● **Set task**:
Swap every occurrence of "Saros 44" in the listing for "Saros 45", and reproduce all the lines otherwise unchanged.

● **Entries supplied**:

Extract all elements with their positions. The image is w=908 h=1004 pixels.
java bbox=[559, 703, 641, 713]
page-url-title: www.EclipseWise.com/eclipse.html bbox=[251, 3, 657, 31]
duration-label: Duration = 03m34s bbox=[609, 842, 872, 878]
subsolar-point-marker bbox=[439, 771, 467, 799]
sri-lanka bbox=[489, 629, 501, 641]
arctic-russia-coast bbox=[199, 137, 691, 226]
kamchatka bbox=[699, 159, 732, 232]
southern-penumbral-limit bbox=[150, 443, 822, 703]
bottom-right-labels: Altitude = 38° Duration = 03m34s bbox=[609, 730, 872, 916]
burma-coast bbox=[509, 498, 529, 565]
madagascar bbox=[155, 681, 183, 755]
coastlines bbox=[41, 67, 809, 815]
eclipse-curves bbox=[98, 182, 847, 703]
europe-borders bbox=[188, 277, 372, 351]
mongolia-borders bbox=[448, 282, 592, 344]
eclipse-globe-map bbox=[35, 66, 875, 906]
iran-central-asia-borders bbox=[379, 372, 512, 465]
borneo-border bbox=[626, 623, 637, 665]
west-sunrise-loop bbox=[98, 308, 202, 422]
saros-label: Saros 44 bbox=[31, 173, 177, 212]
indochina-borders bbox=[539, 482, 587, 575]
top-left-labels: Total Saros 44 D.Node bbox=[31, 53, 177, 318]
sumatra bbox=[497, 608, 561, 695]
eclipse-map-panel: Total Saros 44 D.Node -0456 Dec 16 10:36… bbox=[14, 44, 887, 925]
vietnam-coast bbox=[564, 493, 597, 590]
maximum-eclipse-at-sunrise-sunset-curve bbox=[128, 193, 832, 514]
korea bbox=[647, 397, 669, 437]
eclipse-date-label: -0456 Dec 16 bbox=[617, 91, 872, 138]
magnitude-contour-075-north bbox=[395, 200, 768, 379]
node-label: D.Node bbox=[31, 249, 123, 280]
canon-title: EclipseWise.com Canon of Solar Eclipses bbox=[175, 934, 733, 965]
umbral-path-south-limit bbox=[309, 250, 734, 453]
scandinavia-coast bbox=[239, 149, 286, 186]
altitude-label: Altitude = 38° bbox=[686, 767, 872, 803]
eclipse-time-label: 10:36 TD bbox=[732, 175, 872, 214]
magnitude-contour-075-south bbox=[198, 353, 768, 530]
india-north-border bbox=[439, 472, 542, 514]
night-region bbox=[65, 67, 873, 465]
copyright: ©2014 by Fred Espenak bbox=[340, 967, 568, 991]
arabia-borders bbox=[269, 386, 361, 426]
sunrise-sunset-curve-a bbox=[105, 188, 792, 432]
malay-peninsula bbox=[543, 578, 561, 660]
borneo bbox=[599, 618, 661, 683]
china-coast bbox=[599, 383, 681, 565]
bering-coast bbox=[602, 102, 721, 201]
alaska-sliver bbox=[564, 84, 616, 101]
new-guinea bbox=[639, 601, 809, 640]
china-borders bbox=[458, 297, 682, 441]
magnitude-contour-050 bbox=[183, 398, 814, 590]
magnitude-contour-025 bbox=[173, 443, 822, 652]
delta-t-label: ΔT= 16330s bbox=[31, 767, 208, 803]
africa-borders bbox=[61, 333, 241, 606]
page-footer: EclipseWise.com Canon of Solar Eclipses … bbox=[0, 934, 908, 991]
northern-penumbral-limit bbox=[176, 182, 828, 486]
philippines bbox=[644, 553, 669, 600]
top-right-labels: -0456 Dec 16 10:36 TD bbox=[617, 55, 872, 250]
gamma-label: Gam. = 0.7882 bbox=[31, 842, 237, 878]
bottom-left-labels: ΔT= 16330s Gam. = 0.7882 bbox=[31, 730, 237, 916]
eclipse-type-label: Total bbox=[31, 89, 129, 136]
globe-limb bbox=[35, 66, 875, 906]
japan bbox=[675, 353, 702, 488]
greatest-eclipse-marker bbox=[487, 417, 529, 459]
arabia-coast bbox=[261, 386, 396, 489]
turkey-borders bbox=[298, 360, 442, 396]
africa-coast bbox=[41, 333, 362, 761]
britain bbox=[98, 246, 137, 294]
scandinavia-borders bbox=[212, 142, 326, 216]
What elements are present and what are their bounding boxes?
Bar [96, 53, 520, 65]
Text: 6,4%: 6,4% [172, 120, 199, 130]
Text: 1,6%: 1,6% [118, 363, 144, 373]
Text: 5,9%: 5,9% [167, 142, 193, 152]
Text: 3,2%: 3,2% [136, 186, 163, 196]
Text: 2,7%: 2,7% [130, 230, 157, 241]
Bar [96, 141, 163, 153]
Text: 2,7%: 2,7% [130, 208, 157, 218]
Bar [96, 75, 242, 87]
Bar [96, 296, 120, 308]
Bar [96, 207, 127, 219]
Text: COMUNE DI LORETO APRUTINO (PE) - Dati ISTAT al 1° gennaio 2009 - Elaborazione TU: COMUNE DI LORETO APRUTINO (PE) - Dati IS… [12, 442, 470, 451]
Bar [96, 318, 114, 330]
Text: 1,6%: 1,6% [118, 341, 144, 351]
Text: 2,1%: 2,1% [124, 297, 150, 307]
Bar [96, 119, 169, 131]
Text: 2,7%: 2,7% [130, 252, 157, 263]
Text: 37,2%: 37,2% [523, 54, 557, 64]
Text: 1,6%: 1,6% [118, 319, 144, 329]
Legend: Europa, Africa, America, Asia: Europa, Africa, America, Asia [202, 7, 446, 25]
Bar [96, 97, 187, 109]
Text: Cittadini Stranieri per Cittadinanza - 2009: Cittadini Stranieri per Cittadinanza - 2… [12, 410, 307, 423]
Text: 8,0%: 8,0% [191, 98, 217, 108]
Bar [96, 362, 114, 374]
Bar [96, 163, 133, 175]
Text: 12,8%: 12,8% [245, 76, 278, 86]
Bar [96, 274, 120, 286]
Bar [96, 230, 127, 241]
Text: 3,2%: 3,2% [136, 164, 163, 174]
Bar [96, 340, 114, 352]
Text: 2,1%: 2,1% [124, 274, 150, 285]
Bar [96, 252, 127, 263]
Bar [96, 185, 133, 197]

● **Correct output**:
Extract all elements with their positions. The image is w=908 h=1004 pixels.
java bbox=[559, 703, 641, 713]
page-url-title: www.EclipseWise.com/eclipse.html bbox=[251, 3, 657, 31]
duration-label: Duration = 03m34s bbox=[609, 842, 872, 878]
subsolar-point-marker bbox=[439, 771, 467, 799]
sri-lanka bbox=[489, 629, 501, 641]
arctic-russia-coast bbox=[199, 137, 691, 226]
kamchatka bbox=[699, 159, 732, 232]
southern-penumbral-limit bbox=[150, 443, 822, 703]
bottom-right-labels: Altitude = 38° Duration = 03m34s bbox=[609, 730, 872, 916]
burma-coast bbox=[509, 498, 529, 565]
madagascar bbox=[155, 681, 183, 755]
coastlines bbox=[41, 67, 809, 815]
eclipse-curves bbox=[98, 182, 847, 703]
europe-borders bbox=[188, 277, 372, 351]
mongolia-borders bbox=[448, 282, 592, 344]
eclipse-globe-map bbox=[35, 66, 875, 906]
iran-central-asia-borders bbox=[379, 372, 512, 465]
borneo-border bbox=[626, 623, 637, 665]
west-sunrise-loop bbox=[98, 308, 202, 422]
saros-label: Saros 45 bbox=[31, 173, 177, 212]
indochina-borders bbox=[539, 482, 587, 575]
top-left-labels: Total Saros 45 D.Node bbox=[31, 53, 177, 318]
sumatra bbox=[497, 608, 561, 695]
eclipse-map-panel: Total Saros 45 D.Node -0456 Dec 16 10:36… bbox=[14, 44, 887, 925]
vietnam-coast bbox=[564, 493, 597, 590]
maximum-eclipse-at-sunrise-sunset-curve bbox=[128, 193, 832, 514]
korea bbox=[647, 397, 669, 437]
eclipse-date-label: -0456 Dec 16 bbox=[617, 91, 872, 138]
magnitude-contour-075-north bbox=[395, 200, 768, 379]
node-label: D.Node bbox=[31, 249, 123, 280]
canon-title: EclipseWise.com Canon of Solar Eclipses bbox=[175, 934, 733, 965]
umbral-path-south-limit bbox=[309, 250, 734, 453]
scandinavia-coast bbox=[239, 149, 286, 186]
altitude-label: Altitude = 38° bbox=[686, 767, 872, 803]
eclipse-time-label: 10:36 TD bbox=[732, 175, 872, 214]
magnitude-contour-075-south bbox=[198, 353, 768, 530]
india-north-border bbox=[439, 472, 542, 514]
night-region bbox=[65, 67, 873, 465]
copyright: ©2014 by Fred Espenak bbox=[340, 967, 568, 991]
arabia-borders bbox=[269, 386, 361, 426]
sunrise-sunset-curve-a bbox=[105, 188, 792, 432]
malay-peninsula bbox=[543, 578, 561, 660]
borneo bbox=[599, 618, 661, 683]
china-coast bbox=[599, 383, 681, 565]
bering-coast bbox=[602, 102, 721, 201]
alaska-sliver bbox=[564, 84, 616, 101]
new-guinea bbox=[639, 601, 809, 640]
china-borders bbox=[458, 297, 682, 441]
magnitude-contour-050 bbox=[183, 398, 814, 590]
magnitude-contour-025 bbox=[173, 443, 822, 652]
delta-t-label: ΔT= 16330s bbox=[31, 767, 208, 803]
africa-borders bbox=[61, 333, 241, 606]
page-footer: EclipseWise.com Canon of Solar Eclipses … bbox=[0, 934, 908, 991]
northern-penumbral-limit bbox=[176, 182, 828, 486]
philippines bbox=[644, 553, 669, 600]
top-right-labels: -0456 Dec 16 10:36 TD bbox=[617, 55, 872, 250]
gamma-label: Gam. = 0.7882 bbox=[31, 842, 237, 878]
bottom-left-labels: ΔT= 16330s Gam. = 0.7882 bbox=[31, 730, 237, 916]
eclipse-type-label: Total bbox=[31, 89, 129, 136]
globe-limb bbox=[35, 66, 875, 906]
japan bbox=[675, 353, 702, 488]
greatest-eclipse-marker bbox=[487, 417, 529, 459]
arabia-coast bbox=[261, 386, 396, 489]
turkey-borders bbox=[298, 360, 442, 396]
africa-coast bbox=[41, 333, 362, 761]
britain bbox=[98, 246, 137, 294]
scandinavia-borders bbox=[212, 142, 326, 216]
What elements are present and what are their bounding boxes?
Bar [96, 53, 520, 65]
Text: 6,4%: 6,4% [172, 120, 199, 130]
Text: 1,6%: 1,6% [118, 363, 144, 373]
Text: 5,9%: 5,9% [167, 142, 193, 152]
Text: 3,2%: 3,2% [136, 186, 163, 196]
Text: 2,7%: 2,7% [130, 230, 157, 241]
Bar [96, 141, 163, 153]
Text: 2,7%: 2,7% [130, 208, 157, 218]
Bar [96, 75, 242, 87]
Bar [96, 296, 120, 308]
Bar [96, 207, 127, 219]
Text: COMUNE DI LORETO APRUTINO (PE) - Dati ISTAT al 1° gennaio 2009 - Elaborazione TU: COMUNE DI LORETO APRUTINO (PE) - Dati IS… [12, 442, 470, 451]
Bar [96, 318, 114, 330]
Text: 1,6%: 1,6% [118, 341, 144, 351]
Text: 2,1%: 2,1% [124, 297, 150, 307]
Bar [96, 119, 169, 131]
Text: 2,7%: 2,7% [130, 252, 157, 263]
Text: 37,2%: 37,2% [523, 54, 557, 64]
Text: 1,6%: 1,6% [118, 319, 144, 329]
Legend: Europa, Africa, America, Asia: Europa, Africa, America, Asia [202, 7, 446, 25]
Bar [96, 97, 187, 109]
Text: Cittadini Stranieri per Cittadinanza - 2009: Cittadini Stranieri per Cittadinanza - 2… [12, 410, 307, 423]
Text: 8,0%: 8,0% [191, 98, 217, 108]
Bar [96, 362, 114, 374]
Bar [96, 163, 133, 175]
Text: 12,8%: 12,8% [245, 76, 278, 86]
Bar [96, 274, 120, 286]
Bar [96, 230, 127, 241]
Text: 3,2%: 3,2% [136, 164, 163, 174]
Bar [96, 340, 114, 352]
Text: 2,1%: 2,1% [124, 274, 150, 285]
Bar [96, 252, 127, 263]
Bar [96, 185, 133, 197]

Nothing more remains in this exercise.